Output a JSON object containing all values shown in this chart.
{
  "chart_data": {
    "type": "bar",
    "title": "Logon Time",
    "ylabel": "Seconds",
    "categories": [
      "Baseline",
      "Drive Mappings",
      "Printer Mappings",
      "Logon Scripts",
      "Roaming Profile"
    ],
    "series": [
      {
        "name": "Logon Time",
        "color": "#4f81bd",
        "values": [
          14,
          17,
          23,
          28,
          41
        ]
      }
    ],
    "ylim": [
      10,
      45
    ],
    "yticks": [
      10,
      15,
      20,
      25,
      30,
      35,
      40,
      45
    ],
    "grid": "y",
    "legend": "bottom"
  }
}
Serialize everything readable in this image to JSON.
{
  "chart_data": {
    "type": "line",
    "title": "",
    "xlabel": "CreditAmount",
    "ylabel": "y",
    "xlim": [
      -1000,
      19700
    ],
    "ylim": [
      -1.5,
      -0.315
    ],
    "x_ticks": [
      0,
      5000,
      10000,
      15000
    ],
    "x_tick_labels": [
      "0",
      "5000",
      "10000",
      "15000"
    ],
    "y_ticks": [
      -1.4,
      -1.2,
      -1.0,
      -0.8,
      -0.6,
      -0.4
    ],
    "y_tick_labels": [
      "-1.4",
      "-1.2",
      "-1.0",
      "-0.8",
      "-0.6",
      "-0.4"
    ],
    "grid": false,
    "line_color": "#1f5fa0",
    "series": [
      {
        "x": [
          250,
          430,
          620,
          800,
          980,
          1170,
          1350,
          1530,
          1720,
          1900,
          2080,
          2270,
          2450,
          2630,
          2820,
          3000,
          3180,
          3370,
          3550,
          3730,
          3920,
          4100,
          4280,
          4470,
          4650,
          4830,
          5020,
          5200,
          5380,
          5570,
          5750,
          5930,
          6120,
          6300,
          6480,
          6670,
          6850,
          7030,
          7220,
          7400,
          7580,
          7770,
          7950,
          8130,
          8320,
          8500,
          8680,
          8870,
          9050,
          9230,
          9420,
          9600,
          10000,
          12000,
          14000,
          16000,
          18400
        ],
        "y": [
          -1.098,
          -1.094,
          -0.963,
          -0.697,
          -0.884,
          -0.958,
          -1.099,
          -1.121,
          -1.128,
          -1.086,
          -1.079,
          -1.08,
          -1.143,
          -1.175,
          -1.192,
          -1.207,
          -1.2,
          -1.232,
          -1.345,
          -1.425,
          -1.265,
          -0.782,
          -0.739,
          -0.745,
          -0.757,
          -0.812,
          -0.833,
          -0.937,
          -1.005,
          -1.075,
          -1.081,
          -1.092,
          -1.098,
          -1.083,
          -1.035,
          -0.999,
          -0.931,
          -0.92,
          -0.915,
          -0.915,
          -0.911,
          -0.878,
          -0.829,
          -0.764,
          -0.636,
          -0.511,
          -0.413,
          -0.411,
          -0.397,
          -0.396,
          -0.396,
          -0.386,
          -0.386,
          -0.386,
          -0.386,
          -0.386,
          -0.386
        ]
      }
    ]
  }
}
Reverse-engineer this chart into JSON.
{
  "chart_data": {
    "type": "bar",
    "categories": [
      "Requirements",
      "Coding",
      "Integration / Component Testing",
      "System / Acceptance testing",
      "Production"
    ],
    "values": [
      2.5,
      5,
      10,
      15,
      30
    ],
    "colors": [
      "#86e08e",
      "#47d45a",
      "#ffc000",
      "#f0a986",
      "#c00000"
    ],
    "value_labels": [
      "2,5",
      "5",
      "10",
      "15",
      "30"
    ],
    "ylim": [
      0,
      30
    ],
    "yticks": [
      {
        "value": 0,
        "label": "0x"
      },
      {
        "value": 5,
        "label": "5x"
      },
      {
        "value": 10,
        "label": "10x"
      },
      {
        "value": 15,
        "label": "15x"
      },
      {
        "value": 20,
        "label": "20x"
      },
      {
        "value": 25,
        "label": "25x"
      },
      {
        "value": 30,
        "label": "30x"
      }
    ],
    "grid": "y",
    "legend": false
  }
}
---+---
## Task statement:
Reproduce each entry word for word.

## Solved exercise:
Output a JSON object containing all values shown in this chart.
{
  "chart_data": {
    "type": "bar",
    "title": "Logon Time",
    "ylabel": "Seconds",
    "categories": [
      "Baseline",
      "Drive Mappings",
      "Printer Mappings",
      "Logon Scripts",
      "Roaming Profile"
    ],
    "series": [
      {
        "name": "Logon Time",
        "color": "#4f81bd",
        "values": [
          14,
          17,
          23,
          28,
          41
        ]
      }
    ],
    "ylim": [
      10,
      45
    ],
    "yticks": [
      10,
      15,
      20,
      25,
      30,
      35,
      40,
      45
    ],
    "grid": "y",
    "legend": "bottom"
  }
}
Serialize everything readable in this image to JSON.
{
  "chart_data": {
    "type": "line",
    "title": "",
    "xlabel": "CreditAmount",
    "ylabel": "y",
    "xlim": [
      -1000,
      19700
    ],
    "ylim": [
      -1.5,
      -0.315
    ],
    "x_ticks": [
      0,
      5000,
      10000,
      15000
    ],
    "x_tick_labels": [
      "0",
      "5000",
      "10000",
      "15000"
    ],
    "y_ticks": [
      -1.4,
      -1.2,
      -1.0,
      -0.8,
      -0.6,
      -0.4
    ],
    "y_tick_labels": [
      "-1.4",
      "-1.2",
      "-1.0",
      "-0.8",
      "-0.6",
      "-0.4"
    ],
    "grid": false,
    "line_color": "#1f5fa0",
    "series": [
      {
        "x": [
          250,
          430,
          620,
          800,
          980,
          1170,
          1350,
          1530,
          1720,
          1900,
          2080,
          2270,
          2450,
          2630,
          2820,
          3000,
          3180,
          3370,
          3550,
          3730,
          3920,
          4100,
          4280,
          4470,
          4650,
          4830,
          5020,
          5200,
          5380,
          5570,
          5750,
          5930,
          6120,
          6300,
          6480,
          6670,
          6850,
          7030,
          7220,
          7400,
          7580,
          7770,
          7950,
          8130,
          8320,
          8500,
          8680,
          8870,
          9050,
          9230,
          9420,
          9600,
          10000,
          12000,
          14000,
          16000,
          18400
        ],
        "y": [
          -1.098,
          -1.094,
          -0.963,
          -0.697,
          -0.884,
          -0.958,
          -1.099,
          -1.121,
          -1.128,
          -1.086,
          -1.079,
          -1.08,
          -1.143,
          -1.175,
          -1.192,
          -1.207,
          -1.2,
          -1.232,
          -1.345,
          -1.425,
          -1.265,
          -0.782,
          -0.739,
          -0.745,
          -0.757,
          -0.812,
          -0.833,
          -0.937,
          -1.005,
          -1.075,
          -1.081,
          -1.092,
          -1.098,
          -1.083,
          -1.035,
          -0.999,
          -0.931,
          -0.92,
          -0.915,
          -0.915,
          -0.911,
          -0.878,
          -0.829,
          -0.764,
          -0.636,
          -0.511,
          -0.413,
          -0.411,
          -0.397,
          -0.396,
          -0.396,
          -0.386,
          -0.386,
          -0.386,
          -0.386,
          -0.386,
          -0.386
        ]
      }
    ]
  }
}
Reverse-engineer this chart into JSON.
{
  "chart_data": {
    "type": "bar",
    "categories": [
      "Requirements",
      "Coding",
      "Integration / Component Testing",
      "System / Acceptance testing",
      "Production"
    ],
    "values": [
      2.5,
      5,
      10,
      15,
      30
    ],
    "colors": [
      "#86e08e",
      "#47d45a",
      "#ffc000",
      "#f0a986",
      "#c00000"
    ],
    "value_labels": [
      "2,5",
      "5",
      "10",
      "15",
      "30"
    ],
    "ylim": [
      0,
      30
    ],
    "yticks": [
      {
        "value": 0,
        "label": "0x"
      },
      {
        "value": 5,
        "label": "5x"
      },
      {
        "value": 10,
        "label": "10x"
      },
      {
        "value": 15,
        "label": "15x"
      },
      {
        "value": 20,
        "label": "20x"
      },
      {
        "value": 25,
        "label": "25x"
      },
      {
        "value": 30,
        "label": "30x"
      }
    ],
    "grid": "y",
    "legend": false
  }
}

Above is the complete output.